Extracted entries:
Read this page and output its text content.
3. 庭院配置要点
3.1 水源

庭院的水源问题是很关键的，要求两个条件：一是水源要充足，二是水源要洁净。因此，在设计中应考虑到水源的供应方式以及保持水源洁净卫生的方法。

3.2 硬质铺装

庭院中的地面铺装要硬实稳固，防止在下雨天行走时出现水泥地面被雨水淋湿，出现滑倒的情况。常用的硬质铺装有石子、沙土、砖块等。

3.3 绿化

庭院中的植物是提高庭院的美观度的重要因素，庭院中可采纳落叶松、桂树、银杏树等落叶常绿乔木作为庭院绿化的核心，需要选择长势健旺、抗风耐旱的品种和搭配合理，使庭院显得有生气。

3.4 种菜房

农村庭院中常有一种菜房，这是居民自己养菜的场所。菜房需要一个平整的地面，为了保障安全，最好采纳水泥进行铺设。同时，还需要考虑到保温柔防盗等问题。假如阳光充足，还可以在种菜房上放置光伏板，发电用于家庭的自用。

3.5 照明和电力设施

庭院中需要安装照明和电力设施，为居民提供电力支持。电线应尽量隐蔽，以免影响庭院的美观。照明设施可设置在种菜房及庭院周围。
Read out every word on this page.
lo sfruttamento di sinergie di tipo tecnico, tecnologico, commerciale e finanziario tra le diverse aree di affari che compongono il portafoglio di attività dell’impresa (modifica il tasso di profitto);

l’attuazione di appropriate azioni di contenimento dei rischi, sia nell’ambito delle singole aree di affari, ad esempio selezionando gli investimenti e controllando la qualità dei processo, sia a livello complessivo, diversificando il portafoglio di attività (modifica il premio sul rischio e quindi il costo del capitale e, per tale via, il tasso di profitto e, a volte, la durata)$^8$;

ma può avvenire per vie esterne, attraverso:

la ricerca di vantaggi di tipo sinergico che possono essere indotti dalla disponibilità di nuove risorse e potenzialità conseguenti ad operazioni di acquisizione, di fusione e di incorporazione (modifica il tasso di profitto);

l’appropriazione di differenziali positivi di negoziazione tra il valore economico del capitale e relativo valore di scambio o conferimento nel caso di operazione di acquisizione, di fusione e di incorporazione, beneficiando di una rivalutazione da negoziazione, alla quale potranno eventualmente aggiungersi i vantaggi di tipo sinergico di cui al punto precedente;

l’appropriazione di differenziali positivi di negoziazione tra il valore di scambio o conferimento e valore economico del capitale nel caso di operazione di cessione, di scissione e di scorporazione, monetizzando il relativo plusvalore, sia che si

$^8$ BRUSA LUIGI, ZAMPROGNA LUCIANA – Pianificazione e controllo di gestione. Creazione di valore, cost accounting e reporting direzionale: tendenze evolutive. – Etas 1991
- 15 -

Given task:
Gather all lines from the listing above in which "tasso" occurs.

Solution to this exercise:
lo sfruttamento di sinergie di tipo tecnico, tecnologico, commerciale e finanziario tra le diverse aree di affari che compongono il portafoglio di attività dell’impresa (modifica il tasso di profitto);
l’attuazione di appropriate azioni di contenimento dei rischi, sia nell’ambito delle singole aree di affari, ad esempio selezionando gli investimenti e controllando la qualità dei processo, sia a livello complessivo, diversificando il portafoglio di attività (modifica il premio sul rischio e quindi il costo del capitale e, per tale via, il tasso di profitto e, a volte, la durata)$^8$;
la ricerca di vantaggi di tipo sinergico che possono essere indotti dalla disponibilità di nuove risorse e potenzialità conseguenti ad operazioni di acquisizione, di fusione e di incorporazione (modifica il tasso di profitto);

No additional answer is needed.